▸ **REQUIRED TASK**
Locate the lines where "Assistant" occurs and copy them as they stand.

··· INPUT RECORDS

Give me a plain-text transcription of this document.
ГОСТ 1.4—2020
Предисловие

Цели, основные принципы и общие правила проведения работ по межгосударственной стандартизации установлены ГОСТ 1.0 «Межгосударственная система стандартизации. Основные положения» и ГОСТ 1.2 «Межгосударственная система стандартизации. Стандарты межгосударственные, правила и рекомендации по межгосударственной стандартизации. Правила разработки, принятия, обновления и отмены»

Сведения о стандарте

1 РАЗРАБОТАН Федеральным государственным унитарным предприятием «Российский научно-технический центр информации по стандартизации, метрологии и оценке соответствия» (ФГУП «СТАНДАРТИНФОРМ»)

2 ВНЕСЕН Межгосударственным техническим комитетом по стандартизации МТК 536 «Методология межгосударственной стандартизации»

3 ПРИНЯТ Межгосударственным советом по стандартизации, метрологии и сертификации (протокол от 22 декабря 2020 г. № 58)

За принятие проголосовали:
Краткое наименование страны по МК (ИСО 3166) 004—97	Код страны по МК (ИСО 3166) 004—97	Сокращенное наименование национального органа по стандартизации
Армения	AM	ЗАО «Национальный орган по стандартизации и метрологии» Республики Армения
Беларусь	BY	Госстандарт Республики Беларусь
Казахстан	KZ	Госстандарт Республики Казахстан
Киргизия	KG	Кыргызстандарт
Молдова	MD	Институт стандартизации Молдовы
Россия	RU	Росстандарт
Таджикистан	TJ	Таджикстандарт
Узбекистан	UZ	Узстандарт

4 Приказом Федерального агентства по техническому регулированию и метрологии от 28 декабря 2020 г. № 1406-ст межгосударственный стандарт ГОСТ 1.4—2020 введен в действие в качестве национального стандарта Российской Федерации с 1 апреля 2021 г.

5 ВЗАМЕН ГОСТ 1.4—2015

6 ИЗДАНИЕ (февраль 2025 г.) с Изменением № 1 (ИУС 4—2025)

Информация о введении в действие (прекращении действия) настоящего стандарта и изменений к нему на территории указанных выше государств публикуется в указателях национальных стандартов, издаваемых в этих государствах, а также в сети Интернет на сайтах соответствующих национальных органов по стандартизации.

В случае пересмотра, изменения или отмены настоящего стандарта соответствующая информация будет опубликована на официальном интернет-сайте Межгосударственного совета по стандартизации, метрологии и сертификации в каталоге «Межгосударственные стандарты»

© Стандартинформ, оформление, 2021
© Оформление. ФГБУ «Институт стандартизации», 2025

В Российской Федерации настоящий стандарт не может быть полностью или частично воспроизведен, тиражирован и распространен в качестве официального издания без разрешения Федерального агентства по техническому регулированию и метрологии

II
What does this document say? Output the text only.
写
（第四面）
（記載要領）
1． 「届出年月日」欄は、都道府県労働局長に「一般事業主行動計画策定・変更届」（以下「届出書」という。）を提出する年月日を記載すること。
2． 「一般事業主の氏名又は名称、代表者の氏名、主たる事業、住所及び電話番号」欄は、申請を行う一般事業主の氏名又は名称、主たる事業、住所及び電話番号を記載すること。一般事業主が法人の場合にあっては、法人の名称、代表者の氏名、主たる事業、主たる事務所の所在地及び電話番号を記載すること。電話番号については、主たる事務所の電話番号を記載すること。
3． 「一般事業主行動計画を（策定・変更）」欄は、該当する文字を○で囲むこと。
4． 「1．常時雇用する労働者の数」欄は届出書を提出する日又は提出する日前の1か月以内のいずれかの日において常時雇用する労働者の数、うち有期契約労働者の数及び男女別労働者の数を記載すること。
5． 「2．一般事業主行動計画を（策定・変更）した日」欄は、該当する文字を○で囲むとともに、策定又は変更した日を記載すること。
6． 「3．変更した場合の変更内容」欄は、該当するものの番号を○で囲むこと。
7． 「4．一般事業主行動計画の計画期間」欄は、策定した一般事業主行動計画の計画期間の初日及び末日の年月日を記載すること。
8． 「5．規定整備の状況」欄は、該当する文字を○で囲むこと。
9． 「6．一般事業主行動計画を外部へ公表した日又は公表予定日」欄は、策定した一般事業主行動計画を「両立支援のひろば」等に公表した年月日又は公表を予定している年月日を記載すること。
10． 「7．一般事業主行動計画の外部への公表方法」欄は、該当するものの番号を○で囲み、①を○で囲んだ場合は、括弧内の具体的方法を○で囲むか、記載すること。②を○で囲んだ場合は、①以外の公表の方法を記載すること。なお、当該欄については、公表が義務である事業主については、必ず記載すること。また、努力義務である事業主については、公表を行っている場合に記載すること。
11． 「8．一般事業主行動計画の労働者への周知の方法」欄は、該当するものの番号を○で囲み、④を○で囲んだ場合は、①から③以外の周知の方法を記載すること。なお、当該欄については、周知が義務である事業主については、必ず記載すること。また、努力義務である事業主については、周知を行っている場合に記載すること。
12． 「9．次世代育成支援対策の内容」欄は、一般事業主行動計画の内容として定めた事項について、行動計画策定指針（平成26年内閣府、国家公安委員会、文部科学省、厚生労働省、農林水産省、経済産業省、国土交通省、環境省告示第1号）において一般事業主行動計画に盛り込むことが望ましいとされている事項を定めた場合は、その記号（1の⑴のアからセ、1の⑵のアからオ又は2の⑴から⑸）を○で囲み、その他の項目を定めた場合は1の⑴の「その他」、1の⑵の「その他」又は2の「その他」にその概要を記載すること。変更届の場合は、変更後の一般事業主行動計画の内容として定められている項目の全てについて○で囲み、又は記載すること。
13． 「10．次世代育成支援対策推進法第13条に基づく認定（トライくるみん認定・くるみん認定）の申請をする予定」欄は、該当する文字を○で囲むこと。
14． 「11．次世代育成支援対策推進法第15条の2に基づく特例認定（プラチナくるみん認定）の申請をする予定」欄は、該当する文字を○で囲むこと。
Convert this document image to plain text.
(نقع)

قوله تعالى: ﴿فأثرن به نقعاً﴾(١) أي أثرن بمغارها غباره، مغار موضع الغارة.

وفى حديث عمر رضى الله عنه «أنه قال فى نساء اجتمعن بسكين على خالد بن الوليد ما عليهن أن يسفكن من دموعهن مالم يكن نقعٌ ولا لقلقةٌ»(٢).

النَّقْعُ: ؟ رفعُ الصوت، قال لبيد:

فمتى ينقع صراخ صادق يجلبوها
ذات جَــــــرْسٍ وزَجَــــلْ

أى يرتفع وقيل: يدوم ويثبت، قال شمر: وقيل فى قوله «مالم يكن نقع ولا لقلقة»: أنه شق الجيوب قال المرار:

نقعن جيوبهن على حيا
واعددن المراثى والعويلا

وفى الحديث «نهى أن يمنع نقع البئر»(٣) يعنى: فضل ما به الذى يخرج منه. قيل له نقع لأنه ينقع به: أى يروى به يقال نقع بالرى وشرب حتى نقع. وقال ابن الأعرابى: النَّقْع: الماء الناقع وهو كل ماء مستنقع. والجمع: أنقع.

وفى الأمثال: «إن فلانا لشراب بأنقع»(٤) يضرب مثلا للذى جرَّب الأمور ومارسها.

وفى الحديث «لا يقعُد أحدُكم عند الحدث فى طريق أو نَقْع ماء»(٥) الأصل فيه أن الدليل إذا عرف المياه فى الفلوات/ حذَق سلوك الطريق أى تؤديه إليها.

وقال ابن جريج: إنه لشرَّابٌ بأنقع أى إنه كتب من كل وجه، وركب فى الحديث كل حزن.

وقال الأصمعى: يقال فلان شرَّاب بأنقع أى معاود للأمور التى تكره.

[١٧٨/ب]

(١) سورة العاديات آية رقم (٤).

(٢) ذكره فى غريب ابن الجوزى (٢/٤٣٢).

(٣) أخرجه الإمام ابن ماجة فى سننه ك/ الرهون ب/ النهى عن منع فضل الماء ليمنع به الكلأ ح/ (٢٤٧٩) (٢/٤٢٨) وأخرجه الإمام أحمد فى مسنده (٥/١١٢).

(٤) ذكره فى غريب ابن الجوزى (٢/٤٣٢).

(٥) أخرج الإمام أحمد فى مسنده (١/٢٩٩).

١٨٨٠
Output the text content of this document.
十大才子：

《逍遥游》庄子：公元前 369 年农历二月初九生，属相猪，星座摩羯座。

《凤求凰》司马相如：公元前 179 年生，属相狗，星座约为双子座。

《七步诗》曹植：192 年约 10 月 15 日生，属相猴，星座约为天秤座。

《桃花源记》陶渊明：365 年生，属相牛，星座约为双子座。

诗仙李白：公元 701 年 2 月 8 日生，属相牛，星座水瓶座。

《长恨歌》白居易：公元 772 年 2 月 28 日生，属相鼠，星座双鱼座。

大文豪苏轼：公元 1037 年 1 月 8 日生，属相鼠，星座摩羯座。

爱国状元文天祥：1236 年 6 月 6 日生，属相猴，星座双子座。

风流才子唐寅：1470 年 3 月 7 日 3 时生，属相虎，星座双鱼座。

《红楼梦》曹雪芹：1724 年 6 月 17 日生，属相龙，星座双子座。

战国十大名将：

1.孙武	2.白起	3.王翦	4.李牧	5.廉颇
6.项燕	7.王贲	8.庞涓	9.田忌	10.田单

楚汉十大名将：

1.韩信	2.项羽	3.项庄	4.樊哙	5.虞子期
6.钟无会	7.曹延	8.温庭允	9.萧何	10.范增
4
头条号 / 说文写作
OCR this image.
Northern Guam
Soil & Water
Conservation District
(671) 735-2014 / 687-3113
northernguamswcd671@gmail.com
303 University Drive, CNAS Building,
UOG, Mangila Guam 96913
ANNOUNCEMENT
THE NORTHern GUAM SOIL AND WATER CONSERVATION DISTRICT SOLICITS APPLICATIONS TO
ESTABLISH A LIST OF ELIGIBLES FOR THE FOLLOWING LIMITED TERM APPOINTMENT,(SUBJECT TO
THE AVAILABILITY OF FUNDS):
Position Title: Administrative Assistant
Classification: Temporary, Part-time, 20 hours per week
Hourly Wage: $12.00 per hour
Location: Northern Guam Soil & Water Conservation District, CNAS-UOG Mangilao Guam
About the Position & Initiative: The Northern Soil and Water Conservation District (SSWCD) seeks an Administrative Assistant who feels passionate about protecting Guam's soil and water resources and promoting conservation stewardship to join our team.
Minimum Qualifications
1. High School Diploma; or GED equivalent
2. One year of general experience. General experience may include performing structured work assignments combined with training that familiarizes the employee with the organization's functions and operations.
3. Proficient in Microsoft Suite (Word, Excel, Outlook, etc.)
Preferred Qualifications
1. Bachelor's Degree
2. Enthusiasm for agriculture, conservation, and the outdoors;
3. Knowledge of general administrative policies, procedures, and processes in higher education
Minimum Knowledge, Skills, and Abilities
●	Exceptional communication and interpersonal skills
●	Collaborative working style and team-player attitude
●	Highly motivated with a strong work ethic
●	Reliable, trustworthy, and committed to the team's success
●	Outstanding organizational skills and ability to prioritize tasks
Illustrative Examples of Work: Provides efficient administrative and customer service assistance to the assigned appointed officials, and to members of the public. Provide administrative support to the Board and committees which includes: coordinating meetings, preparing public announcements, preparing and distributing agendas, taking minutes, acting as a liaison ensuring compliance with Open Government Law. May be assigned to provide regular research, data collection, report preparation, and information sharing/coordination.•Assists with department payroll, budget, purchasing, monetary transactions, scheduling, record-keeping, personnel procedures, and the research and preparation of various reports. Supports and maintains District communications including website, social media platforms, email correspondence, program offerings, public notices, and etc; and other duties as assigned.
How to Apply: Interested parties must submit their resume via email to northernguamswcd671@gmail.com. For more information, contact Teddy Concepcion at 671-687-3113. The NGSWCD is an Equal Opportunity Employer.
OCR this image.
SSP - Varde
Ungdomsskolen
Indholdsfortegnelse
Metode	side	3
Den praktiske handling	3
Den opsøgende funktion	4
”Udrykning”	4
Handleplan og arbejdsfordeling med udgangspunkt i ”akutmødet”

······

▸ **EXERCISE RESULT**
Position Title: Administrative Assistant
About the Position & Initiative: The Northern Soil and Water Conservation District (SSWCD) seeks an Administrative Assistant who feels passionate about protecting Guam's soil and water resources and promoting conservation stewardship to join our team.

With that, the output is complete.